Description of the task> Locate the lines of the listing below that hold "Scandinavia", then copy each of them.

Record list>
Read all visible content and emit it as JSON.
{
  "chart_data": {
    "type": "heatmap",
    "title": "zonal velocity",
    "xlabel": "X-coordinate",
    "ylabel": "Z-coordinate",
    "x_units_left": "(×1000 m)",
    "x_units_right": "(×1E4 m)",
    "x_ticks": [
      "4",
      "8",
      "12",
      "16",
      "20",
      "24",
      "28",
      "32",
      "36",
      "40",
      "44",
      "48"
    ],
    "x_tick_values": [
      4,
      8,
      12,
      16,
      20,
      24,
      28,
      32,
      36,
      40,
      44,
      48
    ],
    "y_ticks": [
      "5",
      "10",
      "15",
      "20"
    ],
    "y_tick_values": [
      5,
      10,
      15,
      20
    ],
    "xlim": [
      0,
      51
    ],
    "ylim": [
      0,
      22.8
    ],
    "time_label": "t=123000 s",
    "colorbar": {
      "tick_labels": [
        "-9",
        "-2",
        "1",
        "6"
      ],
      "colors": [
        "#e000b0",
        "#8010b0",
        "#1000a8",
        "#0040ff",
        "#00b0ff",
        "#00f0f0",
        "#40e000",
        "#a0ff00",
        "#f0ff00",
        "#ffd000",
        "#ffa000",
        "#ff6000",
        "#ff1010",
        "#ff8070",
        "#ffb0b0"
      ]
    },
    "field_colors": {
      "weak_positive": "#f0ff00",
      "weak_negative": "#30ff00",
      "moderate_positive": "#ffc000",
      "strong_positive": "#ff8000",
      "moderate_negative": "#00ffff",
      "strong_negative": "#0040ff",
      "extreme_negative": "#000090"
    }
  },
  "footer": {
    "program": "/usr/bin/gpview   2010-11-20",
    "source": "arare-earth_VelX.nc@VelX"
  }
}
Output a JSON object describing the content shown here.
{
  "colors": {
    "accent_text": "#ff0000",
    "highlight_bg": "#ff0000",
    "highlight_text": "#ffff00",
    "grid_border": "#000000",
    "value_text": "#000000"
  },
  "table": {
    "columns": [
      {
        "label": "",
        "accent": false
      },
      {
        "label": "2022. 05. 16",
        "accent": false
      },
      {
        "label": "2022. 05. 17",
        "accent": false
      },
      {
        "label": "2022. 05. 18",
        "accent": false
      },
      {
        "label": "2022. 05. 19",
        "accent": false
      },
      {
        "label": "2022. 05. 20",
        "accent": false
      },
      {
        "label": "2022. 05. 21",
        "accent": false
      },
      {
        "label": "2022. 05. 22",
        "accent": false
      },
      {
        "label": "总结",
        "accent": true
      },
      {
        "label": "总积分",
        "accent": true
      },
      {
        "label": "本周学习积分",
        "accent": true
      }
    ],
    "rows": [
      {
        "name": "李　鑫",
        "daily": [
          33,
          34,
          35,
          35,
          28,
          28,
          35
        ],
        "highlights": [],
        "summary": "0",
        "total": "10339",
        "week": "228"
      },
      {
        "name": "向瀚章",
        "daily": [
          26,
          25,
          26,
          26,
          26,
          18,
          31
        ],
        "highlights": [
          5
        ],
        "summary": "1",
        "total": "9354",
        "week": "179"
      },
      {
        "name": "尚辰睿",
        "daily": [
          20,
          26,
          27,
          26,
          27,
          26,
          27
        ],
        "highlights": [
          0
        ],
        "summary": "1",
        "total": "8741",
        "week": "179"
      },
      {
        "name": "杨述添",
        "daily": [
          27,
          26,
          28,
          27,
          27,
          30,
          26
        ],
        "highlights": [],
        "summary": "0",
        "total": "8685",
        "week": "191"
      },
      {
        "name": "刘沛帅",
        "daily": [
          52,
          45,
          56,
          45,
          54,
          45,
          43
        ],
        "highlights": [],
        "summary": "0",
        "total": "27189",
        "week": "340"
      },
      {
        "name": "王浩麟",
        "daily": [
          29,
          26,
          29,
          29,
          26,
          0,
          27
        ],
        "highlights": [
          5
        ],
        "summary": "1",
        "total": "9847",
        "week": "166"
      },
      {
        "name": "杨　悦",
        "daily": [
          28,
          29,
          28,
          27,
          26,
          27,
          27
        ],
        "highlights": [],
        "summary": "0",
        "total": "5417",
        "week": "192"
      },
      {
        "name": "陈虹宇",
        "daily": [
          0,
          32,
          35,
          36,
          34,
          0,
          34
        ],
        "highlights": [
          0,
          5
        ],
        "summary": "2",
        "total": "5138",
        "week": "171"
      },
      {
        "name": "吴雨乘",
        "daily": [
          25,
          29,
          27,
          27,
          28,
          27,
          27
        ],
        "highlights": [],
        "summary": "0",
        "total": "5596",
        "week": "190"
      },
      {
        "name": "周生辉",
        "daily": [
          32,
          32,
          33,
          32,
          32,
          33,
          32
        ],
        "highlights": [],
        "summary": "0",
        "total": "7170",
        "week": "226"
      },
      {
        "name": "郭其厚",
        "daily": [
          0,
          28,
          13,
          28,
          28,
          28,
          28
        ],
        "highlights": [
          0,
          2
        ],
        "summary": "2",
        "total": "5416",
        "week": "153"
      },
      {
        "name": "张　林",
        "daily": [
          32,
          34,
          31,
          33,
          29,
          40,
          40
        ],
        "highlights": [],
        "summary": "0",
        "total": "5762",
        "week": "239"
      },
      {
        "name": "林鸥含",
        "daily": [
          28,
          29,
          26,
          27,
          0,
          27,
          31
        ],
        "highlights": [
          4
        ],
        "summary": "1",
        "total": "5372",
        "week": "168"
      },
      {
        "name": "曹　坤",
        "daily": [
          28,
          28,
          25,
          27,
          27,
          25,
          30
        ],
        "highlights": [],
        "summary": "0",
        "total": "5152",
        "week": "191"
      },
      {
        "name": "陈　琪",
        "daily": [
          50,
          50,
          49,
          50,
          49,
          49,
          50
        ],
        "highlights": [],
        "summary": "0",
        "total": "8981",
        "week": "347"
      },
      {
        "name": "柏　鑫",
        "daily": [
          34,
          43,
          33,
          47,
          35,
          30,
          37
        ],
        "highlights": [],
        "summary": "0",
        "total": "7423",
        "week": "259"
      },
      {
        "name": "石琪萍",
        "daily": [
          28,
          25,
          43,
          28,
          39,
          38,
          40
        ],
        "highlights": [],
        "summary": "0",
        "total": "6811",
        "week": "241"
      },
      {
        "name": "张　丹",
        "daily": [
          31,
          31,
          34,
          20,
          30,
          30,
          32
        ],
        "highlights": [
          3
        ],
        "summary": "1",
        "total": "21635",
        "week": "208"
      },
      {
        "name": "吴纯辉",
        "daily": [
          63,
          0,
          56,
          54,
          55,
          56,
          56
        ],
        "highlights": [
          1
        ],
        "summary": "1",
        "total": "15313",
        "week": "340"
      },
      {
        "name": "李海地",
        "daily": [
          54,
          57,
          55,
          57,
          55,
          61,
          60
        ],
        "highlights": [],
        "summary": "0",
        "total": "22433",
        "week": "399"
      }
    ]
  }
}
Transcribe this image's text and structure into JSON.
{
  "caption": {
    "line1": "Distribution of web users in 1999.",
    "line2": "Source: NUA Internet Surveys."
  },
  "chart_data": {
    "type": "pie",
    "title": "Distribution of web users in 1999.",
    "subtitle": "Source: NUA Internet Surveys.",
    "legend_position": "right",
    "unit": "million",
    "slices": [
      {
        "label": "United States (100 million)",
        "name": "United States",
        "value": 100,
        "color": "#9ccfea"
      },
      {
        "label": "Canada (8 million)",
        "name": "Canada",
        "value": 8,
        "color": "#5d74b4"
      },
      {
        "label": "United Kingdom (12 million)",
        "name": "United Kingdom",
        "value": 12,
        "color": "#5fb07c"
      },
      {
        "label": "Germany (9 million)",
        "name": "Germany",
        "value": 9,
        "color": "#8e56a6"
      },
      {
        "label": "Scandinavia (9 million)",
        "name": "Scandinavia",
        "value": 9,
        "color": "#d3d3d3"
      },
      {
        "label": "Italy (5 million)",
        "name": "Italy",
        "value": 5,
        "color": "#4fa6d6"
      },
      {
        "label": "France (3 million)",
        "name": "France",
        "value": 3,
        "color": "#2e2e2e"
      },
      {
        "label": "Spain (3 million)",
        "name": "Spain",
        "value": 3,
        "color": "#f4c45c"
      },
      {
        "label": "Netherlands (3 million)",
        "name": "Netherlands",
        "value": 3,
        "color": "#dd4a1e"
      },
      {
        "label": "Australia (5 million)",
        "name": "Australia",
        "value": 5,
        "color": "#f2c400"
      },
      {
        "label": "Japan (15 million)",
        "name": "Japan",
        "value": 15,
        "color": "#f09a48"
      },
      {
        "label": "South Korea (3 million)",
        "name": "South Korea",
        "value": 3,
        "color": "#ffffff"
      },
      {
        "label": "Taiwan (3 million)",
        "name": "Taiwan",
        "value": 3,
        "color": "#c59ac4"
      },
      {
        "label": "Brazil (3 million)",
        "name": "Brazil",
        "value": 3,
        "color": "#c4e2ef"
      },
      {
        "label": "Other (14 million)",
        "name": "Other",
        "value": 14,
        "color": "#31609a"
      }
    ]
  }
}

Final result>
        "label": "Scandinavia (9 million)",
        "name": "Scandinavia",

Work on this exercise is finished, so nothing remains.